SOURCE TEXT —
=-=-=-=-=
3. The method according to claim 2, wherein the step of using at least one of an estimator and a state observer to improve the estimation of the total mass of the vehicle is performed using a Kalman filter.

4. The method according to claim 2, wherein the step of using at least one of an estimator and a state observer to improve the estimation of the total mass of the vehicle is performed using a model of the driveline of the vehicle to calculate a future state of the driveline.

5. The method according to claim 4, wherein the estimation of the total mass of the vehicle, the model of the driveline of the vehicle, and a tuned weighting factor are combined to determine a final mass estimation.

6. The method according to claim 1, wherein the step of estimating an output torque of the driveline of the vehicle is performed using a rotational speed of a power source of the vehicle, a rotational speed of a portion of the torque converter, and at least one lookup table.

7. The method according to claim 1, wherein the step of calculating gear losses based on the output torque of the driveline is a function of a gear mesh efficiency and a number of gear meshes.

8. The method according to claim 1, wherein the step of calculating a rolling resistance of the vehicle is a function of the total mass of the vehicle, the gravity constant, and a rolling friction.

9. The method according to claim 1, further comprising the step of calculating an acceleration of the vehicle by deriving an output speed of the driveline.

10. The method according to claim 1, further comprising the step of providing a strain gauge installed in a lifting device forming a portion of the vehicle.

11. The method according to claim 1, further comprising the step of providing a pressure sensor in a hydraulic lifting device forming a portion of the vehicle.

12. The method according to claim 1, further comprising the step of providing an acceleration sensor to improve an accuracy of the total mass estimation.

13. The method according to claim 1, further comprising the step of using the total mass of the vehicle to adapt a shift strategy of the vehicle.

14. The method according to claim 1, further comprising the step of using the total mass of the vehicle to detect an overload condition of the vehicle.
=-=-=-=-=
ASSIGNMENT 1 —
Reproduce verbatim the portion of the patent claims starting with "3. The method according to claim 2, wherein" and going on through "state of the driveline.".
ASSIGNMENT 2 —
In the patent claims, what three quantities is the rolling resistance of the vehicle a function of?
These rows come from a different source than the patent claims.

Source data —
=-=-=-=-=
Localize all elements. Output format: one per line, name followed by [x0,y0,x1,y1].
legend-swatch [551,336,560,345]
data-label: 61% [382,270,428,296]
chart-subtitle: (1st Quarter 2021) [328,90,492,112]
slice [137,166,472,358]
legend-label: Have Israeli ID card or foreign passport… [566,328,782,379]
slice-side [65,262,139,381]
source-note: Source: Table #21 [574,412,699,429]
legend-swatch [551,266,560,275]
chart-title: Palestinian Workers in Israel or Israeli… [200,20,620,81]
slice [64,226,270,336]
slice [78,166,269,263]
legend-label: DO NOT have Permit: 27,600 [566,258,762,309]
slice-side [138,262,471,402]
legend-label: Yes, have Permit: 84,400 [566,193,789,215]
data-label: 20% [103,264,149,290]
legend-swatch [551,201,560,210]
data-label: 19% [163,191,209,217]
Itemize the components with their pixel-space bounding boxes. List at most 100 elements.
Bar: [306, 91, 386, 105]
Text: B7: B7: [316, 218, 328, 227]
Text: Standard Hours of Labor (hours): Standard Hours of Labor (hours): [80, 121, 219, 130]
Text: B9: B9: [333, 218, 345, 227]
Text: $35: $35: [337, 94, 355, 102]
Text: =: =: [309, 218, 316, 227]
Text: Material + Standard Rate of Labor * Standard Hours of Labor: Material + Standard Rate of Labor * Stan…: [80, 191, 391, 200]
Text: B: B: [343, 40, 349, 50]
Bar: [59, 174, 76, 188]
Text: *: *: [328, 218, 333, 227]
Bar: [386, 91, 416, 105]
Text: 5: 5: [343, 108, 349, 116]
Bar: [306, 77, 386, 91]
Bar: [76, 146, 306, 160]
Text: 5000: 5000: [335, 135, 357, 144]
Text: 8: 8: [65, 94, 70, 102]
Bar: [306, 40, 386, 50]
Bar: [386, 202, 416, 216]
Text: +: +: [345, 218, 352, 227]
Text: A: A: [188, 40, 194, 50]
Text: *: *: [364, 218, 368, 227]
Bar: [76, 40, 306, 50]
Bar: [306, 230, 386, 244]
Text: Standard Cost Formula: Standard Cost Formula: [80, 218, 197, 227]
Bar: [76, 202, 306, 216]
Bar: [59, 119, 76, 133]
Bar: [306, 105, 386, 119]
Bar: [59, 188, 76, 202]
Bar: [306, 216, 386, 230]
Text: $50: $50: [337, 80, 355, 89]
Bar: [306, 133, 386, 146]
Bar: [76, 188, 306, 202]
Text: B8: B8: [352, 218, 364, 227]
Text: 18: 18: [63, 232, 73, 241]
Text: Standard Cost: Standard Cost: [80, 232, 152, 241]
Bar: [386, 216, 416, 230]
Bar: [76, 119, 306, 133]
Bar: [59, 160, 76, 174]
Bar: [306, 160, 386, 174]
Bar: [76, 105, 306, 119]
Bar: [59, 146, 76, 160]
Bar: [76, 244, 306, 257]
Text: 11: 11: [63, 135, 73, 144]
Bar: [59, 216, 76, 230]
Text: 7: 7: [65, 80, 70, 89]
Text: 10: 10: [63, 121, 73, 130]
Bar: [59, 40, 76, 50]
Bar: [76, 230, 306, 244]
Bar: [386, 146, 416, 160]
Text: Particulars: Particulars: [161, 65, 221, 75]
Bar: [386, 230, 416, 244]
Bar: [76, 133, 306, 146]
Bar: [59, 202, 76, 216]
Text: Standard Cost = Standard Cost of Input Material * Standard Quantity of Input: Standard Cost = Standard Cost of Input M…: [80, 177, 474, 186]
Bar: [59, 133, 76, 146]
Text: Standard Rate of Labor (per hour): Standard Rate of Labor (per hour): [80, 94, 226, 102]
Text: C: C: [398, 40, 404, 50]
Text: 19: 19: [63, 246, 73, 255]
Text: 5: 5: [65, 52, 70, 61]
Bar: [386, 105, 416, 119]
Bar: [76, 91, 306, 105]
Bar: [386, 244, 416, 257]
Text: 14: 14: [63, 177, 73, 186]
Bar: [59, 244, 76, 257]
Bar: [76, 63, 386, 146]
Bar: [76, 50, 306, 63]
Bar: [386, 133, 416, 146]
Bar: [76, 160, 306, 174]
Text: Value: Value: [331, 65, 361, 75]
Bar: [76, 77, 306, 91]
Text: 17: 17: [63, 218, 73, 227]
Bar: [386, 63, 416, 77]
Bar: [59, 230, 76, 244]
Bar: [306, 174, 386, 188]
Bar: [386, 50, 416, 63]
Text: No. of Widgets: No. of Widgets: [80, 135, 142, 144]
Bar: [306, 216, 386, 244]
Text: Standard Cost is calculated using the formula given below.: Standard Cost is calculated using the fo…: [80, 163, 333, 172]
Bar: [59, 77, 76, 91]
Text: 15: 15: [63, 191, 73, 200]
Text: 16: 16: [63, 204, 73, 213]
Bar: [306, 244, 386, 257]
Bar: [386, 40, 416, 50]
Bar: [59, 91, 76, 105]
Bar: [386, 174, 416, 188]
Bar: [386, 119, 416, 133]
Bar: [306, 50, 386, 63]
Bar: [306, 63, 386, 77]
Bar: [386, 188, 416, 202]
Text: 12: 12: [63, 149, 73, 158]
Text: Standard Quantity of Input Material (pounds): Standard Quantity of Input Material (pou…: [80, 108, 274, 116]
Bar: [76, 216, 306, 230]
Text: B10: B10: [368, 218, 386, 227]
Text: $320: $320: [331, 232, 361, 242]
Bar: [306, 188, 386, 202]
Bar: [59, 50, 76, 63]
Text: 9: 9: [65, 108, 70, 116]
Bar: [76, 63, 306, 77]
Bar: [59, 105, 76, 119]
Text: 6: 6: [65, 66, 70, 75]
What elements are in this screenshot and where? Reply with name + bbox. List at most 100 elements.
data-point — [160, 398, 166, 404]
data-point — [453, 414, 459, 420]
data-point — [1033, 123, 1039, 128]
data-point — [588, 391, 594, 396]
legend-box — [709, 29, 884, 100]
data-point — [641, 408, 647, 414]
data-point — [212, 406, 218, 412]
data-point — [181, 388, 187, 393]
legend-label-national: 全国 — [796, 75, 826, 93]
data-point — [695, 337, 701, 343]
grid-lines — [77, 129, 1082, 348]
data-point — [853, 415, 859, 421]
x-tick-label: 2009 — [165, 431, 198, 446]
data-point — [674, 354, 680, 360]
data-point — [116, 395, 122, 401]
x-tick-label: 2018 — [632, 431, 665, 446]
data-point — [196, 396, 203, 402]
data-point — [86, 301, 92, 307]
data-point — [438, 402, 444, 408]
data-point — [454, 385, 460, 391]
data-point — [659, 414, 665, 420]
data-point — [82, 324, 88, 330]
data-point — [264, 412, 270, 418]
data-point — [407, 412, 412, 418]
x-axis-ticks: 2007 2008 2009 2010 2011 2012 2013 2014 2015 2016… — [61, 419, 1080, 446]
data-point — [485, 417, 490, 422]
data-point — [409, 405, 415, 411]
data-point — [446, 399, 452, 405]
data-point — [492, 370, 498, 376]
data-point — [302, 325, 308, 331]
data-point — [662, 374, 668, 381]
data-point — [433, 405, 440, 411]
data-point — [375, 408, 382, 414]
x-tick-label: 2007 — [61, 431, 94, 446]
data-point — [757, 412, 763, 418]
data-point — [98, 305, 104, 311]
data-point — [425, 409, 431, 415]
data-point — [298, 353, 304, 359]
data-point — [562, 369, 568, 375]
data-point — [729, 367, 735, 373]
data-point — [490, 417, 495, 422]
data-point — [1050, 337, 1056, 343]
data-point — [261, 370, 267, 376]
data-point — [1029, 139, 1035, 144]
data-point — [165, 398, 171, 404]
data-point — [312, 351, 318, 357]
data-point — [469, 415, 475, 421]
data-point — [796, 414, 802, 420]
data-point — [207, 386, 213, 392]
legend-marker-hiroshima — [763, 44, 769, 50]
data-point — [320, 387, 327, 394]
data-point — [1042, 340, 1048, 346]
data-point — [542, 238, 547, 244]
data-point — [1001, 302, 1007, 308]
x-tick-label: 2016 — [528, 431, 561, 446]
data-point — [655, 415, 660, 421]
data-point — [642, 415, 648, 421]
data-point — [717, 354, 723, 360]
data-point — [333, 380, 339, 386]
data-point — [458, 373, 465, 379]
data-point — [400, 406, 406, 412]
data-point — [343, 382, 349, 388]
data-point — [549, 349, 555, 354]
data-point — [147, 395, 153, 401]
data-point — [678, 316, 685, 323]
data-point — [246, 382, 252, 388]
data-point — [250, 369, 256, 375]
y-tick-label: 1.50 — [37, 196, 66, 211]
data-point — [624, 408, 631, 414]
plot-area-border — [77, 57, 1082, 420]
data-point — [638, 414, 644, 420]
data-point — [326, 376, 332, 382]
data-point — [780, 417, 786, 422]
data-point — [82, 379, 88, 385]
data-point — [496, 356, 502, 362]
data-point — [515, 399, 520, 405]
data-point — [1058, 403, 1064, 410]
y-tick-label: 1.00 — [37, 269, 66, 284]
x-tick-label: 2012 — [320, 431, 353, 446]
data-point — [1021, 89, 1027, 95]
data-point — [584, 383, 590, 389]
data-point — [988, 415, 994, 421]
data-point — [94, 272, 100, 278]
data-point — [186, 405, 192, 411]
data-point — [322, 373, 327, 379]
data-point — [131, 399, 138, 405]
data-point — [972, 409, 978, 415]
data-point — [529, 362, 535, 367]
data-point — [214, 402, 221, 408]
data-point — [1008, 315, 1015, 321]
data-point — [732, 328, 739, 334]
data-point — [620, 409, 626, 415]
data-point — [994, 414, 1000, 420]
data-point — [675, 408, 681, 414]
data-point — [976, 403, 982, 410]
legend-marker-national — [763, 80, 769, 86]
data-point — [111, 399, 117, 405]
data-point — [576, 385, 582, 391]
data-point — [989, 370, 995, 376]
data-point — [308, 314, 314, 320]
=-=-=-=-=
RESULT 1 —
3. The method according to claim 2, wherein the step of using at least one of an estimator and a state observer to improve the estimation of the total mass of the vehicle is performed using a Kalman filter.

4. The method according to claim 2, wherein the step of using at least one of an estimator and a state observer to improve the estimation of the total mass of the vehicle is performed using a model of the driveline of the vehicle to calculate a future state of the driveline.

RESULT 2 —
The total mass of the vehicle, the gravity constant, and a rolling friction.